[Figure contents as structured data]
>> Start
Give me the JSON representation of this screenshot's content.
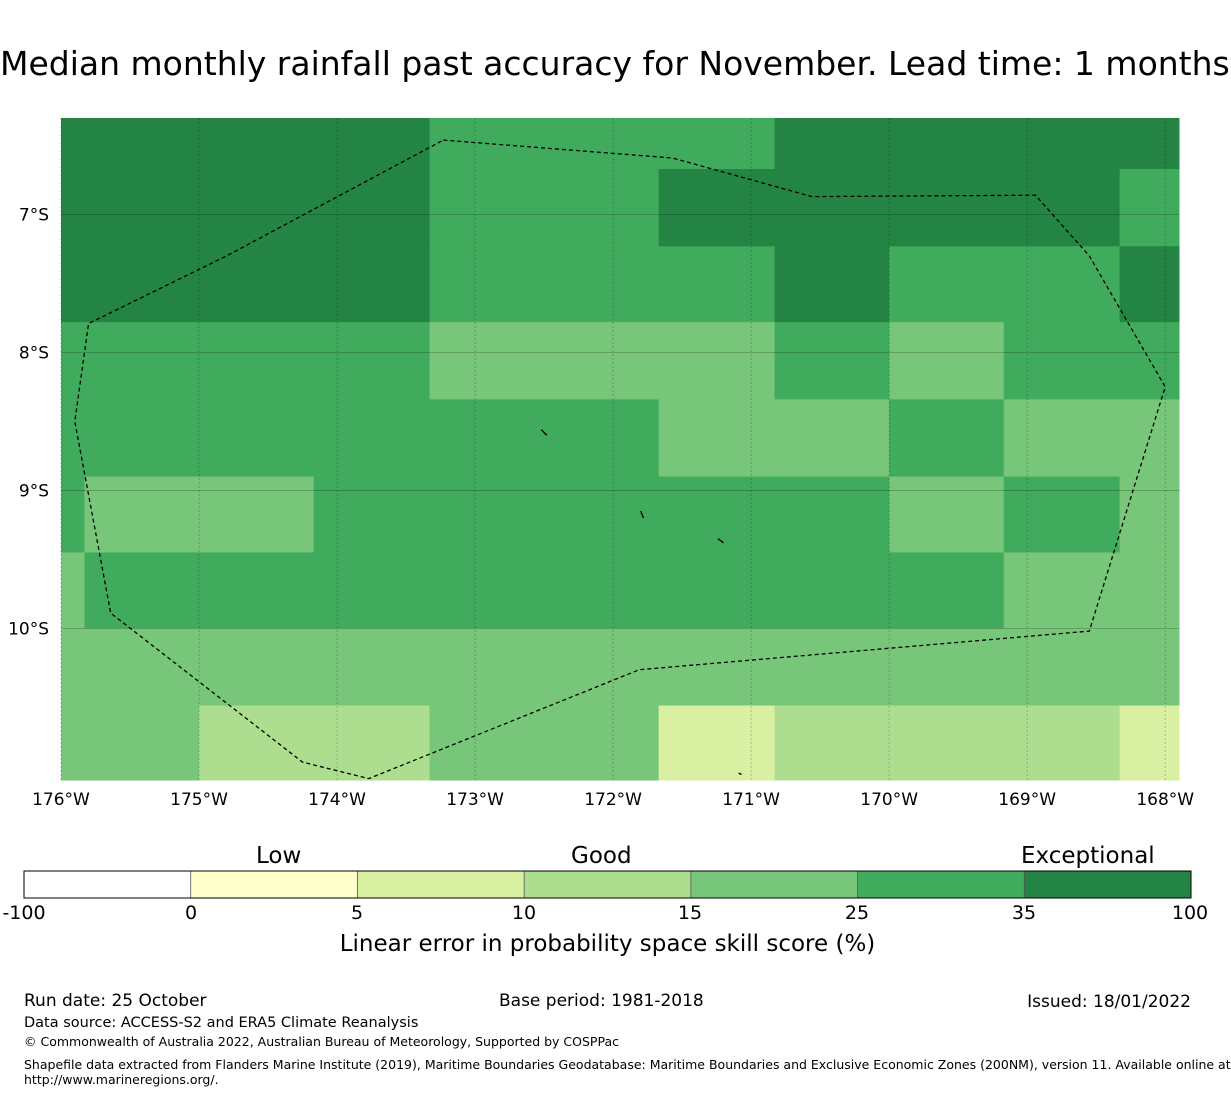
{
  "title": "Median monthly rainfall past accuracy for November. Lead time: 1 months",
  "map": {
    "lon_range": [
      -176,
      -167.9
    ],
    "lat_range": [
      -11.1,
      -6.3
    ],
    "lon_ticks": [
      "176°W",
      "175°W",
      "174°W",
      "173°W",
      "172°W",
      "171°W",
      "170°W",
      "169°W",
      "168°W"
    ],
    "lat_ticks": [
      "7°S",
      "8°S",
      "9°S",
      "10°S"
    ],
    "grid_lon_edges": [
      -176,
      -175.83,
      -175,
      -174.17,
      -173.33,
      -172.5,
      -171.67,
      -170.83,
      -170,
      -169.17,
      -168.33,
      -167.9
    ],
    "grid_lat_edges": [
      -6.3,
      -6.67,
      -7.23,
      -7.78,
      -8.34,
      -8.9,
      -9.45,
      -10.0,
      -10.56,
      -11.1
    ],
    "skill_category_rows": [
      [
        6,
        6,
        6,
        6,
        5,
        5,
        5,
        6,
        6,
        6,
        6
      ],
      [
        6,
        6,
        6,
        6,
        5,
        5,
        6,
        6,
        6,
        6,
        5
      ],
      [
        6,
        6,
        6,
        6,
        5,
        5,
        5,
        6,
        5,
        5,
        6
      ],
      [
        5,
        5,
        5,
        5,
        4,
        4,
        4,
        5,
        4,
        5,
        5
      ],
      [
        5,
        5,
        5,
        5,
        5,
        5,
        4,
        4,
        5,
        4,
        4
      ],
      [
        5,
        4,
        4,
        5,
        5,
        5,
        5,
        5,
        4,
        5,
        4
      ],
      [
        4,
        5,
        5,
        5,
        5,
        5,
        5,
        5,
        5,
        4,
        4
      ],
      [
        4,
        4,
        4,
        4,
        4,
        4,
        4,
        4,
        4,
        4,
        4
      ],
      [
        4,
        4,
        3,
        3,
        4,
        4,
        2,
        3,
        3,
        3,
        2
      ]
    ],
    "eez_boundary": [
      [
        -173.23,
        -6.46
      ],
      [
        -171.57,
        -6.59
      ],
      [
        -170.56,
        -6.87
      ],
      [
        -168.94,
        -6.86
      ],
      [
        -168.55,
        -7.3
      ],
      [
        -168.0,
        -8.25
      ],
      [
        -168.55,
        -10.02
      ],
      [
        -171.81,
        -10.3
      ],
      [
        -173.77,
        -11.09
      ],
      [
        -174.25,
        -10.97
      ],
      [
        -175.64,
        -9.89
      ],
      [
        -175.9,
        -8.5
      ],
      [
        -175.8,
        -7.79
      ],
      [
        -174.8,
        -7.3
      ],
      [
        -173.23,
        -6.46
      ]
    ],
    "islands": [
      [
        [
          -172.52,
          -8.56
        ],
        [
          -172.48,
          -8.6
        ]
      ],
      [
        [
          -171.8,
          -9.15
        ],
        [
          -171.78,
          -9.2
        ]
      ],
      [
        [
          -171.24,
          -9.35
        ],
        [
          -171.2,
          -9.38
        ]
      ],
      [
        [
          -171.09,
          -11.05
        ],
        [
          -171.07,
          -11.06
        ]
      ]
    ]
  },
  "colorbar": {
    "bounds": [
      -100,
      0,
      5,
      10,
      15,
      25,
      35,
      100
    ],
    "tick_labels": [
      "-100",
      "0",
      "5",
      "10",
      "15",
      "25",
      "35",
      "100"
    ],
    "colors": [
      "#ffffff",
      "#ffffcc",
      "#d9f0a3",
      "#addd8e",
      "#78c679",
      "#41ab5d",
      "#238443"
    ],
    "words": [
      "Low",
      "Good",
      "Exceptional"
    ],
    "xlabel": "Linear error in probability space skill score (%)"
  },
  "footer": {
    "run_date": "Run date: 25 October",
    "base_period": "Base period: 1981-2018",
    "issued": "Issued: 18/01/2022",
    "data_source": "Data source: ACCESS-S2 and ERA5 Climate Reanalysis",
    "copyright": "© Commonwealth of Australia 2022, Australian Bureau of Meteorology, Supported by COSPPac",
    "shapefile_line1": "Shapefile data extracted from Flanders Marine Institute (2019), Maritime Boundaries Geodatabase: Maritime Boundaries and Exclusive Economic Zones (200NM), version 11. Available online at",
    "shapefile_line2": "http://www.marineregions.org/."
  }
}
>> End
>> Start
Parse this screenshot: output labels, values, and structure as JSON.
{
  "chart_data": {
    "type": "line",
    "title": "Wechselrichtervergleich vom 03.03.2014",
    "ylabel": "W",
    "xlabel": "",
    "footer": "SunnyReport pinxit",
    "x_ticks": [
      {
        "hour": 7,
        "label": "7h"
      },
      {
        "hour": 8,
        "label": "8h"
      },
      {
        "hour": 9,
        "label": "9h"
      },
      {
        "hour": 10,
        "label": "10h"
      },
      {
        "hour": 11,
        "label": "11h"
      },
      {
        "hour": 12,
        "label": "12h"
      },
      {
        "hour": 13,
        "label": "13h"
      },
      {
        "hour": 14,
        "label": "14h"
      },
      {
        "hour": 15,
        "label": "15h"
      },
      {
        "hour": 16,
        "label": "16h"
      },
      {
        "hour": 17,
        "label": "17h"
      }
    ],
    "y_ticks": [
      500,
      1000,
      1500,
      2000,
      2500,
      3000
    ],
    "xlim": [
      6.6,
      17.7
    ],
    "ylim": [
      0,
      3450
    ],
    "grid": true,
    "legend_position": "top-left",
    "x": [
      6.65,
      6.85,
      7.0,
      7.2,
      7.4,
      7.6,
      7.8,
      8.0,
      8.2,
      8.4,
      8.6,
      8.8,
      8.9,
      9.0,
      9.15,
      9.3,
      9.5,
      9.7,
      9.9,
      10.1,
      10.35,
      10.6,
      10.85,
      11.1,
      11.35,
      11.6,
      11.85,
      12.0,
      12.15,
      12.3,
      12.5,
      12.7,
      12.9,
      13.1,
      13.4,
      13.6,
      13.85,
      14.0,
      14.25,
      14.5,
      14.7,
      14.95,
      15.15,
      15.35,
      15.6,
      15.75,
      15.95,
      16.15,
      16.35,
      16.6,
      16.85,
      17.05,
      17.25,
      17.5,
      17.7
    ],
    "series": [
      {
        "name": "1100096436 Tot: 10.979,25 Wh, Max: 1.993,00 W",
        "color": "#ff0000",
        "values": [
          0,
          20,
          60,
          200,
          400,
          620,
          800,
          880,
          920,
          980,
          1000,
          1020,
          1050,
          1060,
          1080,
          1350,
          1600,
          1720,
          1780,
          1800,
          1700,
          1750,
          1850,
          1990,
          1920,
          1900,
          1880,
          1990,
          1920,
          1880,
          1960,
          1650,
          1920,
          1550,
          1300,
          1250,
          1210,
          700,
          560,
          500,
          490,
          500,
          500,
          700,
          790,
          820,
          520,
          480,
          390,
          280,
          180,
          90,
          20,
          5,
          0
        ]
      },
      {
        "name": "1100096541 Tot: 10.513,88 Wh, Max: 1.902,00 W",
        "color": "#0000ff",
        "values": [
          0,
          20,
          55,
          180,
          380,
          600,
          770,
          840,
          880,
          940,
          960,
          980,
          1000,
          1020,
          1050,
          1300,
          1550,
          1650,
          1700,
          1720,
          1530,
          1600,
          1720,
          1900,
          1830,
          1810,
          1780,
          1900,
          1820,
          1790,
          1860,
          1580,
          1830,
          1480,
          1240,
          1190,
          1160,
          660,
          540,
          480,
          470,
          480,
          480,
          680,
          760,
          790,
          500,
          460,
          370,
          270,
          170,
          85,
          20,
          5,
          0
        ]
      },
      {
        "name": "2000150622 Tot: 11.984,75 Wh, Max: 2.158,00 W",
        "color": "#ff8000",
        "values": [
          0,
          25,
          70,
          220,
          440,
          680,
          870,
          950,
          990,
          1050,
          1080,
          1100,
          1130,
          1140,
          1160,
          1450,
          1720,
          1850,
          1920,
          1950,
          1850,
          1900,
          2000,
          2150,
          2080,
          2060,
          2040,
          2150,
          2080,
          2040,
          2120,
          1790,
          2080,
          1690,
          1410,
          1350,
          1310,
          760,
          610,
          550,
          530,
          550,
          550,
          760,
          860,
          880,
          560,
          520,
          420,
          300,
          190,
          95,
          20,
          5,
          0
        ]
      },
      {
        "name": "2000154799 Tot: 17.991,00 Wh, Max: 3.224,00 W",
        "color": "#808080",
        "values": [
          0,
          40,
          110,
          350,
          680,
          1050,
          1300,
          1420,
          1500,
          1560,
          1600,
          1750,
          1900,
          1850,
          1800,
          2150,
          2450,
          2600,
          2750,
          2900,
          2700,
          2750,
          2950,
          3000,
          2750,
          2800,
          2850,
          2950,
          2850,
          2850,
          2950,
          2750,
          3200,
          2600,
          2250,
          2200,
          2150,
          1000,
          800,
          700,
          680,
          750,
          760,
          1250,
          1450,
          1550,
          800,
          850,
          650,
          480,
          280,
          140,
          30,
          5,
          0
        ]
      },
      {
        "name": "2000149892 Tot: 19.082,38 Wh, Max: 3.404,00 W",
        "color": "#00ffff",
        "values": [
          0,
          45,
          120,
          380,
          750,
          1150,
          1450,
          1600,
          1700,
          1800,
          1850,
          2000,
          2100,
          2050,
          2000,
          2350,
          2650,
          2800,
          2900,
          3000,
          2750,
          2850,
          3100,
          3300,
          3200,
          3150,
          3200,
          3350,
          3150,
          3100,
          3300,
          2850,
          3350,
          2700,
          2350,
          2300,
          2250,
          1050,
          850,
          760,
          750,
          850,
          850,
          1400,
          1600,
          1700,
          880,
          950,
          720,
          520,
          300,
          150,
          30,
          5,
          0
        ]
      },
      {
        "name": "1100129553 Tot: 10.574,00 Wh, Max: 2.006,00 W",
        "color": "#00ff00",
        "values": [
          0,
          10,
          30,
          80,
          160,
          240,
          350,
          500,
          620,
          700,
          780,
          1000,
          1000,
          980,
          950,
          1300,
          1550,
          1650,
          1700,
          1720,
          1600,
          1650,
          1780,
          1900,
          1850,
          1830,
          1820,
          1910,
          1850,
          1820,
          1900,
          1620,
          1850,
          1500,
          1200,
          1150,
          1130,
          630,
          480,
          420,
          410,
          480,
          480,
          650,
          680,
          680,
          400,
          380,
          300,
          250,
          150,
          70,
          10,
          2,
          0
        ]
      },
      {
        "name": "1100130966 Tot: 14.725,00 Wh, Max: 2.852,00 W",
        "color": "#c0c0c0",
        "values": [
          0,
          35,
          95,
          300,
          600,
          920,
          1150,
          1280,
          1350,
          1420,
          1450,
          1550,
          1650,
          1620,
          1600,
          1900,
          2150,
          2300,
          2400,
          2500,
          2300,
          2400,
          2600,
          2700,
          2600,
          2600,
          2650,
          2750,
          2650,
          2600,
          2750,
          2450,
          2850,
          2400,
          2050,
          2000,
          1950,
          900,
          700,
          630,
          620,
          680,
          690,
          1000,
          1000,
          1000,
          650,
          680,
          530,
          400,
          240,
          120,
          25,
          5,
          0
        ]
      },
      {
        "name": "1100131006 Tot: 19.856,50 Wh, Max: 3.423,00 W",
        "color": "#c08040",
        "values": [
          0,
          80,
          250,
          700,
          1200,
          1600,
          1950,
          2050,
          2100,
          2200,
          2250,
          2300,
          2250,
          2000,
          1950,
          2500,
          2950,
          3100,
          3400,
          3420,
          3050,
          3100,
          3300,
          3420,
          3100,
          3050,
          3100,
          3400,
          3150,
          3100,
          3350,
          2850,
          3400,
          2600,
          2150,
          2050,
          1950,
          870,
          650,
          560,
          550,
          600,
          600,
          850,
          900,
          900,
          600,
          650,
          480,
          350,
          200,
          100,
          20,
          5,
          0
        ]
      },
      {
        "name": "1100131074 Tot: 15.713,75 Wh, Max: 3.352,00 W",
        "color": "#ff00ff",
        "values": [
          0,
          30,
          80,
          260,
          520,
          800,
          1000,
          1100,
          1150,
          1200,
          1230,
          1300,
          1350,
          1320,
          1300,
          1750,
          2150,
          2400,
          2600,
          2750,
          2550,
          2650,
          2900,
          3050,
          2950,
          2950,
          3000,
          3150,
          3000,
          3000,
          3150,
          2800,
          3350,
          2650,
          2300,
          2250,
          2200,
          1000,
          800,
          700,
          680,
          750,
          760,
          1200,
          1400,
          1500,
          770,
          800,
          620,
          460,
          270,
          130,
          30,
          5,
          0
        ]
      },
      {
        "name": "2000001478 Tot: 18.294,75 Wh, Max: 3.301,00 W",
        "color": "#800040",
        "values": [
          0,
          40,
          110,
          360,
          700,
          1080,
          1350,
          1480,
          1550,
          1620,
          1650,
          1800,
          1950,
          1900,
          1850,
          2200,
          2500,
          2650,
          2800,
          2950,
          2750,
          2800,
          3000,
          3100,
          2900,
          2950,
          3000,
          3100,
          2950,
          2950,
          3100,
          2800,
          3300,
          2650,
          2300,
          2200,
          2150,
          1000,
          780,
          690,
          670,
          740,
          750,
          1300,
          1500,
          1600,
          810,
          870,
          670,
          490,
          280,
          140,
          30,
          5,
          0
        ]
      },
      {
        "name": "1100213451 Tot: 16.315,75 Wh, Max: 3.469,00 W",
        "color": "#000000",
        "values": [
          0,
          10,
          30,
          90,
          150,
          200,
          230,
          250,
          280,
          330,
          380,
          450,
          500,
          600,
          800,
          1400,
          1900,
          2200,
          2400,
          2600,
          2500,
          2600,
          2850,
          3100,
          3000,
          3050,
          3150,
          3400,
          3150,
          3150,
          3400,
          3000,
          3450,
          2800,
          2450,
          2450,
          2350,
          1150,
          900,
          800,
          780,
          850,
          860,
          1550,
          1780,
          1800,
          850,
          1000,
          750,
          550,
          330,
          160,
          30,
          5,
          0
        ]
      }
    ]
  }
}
>> End
| DIRECTION |
Report the number of lines in the listing above that include the word "JSON", and nothing else.

| TASK SOLUTION |
2